Produce a word-for-word copy of the listing below without its pictures.

Entries from a dataset.
[Start]
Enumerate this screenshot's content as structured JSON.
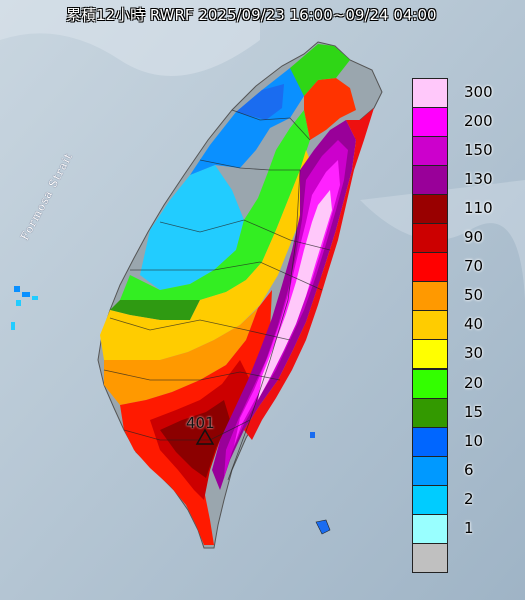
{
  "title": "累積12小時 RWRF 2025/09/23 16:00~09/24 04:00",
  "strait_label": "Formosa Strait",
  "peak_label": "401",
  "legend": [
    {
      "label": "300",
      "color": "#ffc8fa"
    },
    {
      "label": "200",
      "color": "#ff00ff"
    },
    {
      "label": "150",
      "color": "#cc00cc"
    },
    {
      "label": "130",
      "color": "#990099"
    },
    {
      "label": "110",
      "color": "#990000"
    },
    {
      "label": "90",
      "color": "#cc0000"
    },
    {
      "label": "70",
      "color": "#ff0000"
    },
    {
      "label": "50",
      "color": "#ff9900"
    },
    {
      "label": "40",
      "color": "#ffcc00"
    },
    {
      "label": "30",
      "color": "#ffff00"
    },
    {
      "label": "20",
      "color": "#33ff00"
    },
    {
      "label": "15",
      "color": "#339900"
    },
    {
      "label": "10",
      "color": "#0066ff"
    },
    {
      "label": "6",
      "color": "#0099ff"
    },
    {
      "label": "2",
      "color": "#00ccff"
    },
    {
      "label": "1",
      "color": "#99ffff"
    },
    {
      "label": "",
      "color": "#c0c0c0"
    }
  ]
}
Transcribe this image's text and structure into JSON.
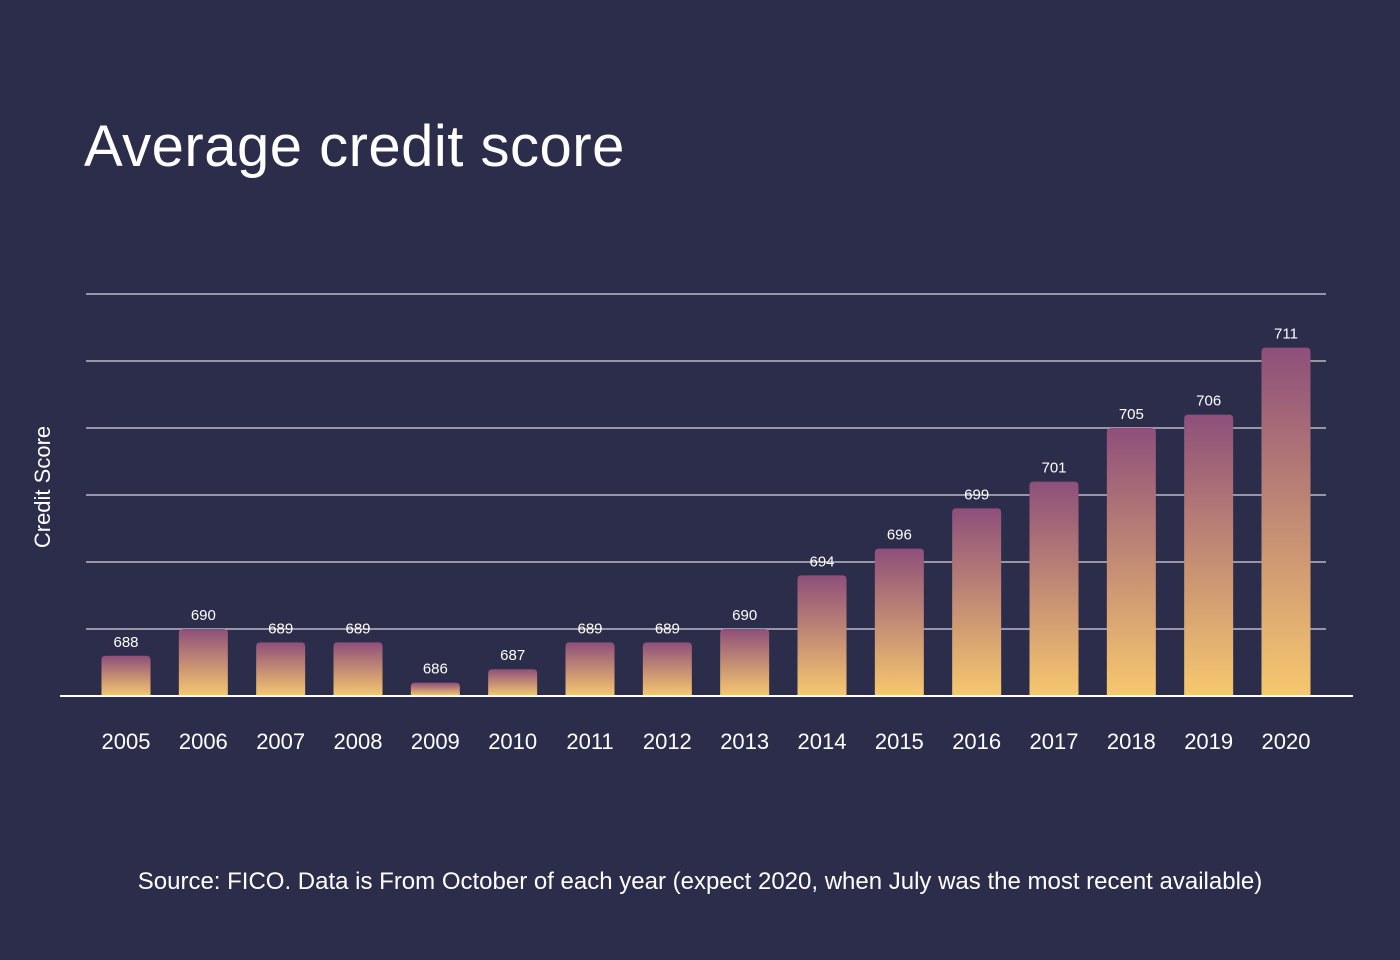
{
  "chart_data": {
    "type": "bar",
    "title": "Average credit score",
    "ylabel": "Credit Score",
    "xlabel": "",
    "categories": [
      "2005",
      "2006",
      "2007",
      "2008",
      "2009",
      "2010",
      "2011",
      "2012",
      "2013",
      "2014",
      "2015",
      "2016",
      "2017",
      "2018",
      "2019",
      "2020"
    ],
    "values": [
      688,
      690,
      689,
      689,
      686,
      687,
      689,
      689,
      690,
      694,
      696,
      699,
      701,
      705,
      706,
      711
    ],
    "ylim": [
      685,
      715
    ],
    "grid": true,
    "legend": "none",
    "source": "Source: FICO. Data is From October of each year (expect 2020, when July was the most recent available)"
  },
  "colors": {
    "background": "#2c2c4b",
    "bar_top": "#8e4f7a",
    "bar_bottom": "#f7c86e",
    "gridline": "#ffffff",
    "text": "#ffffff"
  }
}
[End]
Exercise result.
Enumerate this screenshot's content as structured JSON.
{
  "title": "累積12小時 RWRF 2025/09/23 16:00~09/24 04:00",
  "strait_label": "Formosa Strait",
  "peak_label": "401",
  "legend": [
    {
      "label": "300",
      "color": "#ffc8fa"
    },
    {
      "label": "200",
      "color": "#ff00ff"
    },
    {
      "label": "150",
      "color": "#cc00cc"
    },
    {
      "label": "130",
      "color": "#990099"
    },
    {
      "label": "110",
      "color": "#990000"
    },
    {
      "label": "90",
      "color": "#cc0000"
    },
    {
      "label": "70",
      "color": "#ff0000"
    },
    {
      "label": "50",
      "color": "#ff9900"
    },
    {
      "label": "40",
      "color": "#ffcc00"
    },
    {
      "label": "30",
      "color": "#ffff00"
    },
    {
      "label": "20",
      "color": "#33ff00"
    },
    {
      "label": "15",
      "color": "#339900"
    },
    {
      "label": "10",
      "color": "#0066ff"
    },
    {
      "label": "6",
      "color": "#0099ff"
    },
    {
      "label": "2",
      "color": "#00ccff"
    },
    {
      "label": "1",
      "color": "#99ffff"
    },
    {
      "label": "",
      "color": "#c0c0c0"
    }
  ]
}
Transcribe this image's text and structure into JSON.
{
  "chart_data": {
    "type": "bar",
    "title": "Average credit score",
    "ylabel": "Credit Score",
    "xlabel": "",
    "categories": [
      "2005",
      "2006",
      "2007",
      "2008",
      "2009",
      "2010",
      "2011",
      "2012",
      "2013",
      "2014",
      "2015",
      "2016",
      "2017",
      "2018",
      "2019",
      "2020"
    ],
    "values": [
      688,
      690,
      689,
      689,
      686,
      687,
      689,
      689,
      690,
      694,
      696,
      699,
      701,
      705,
      706,
      711
    ],
    "ylim": [
      685,
      715
    ],
    "grid": true,
    "legend": "none",
    "source": "Source: FICO. Data is From October of each year (expect 2020, when July was the most recent available)"
  },
  "colors": {
    "background": "#2c2c4b",
    "bar_top": "#8e4f7a",
    "bar_bottom": "#f7c86e",
    "gridline": "#ffffff",
    "text": "#ffffff"
  }
}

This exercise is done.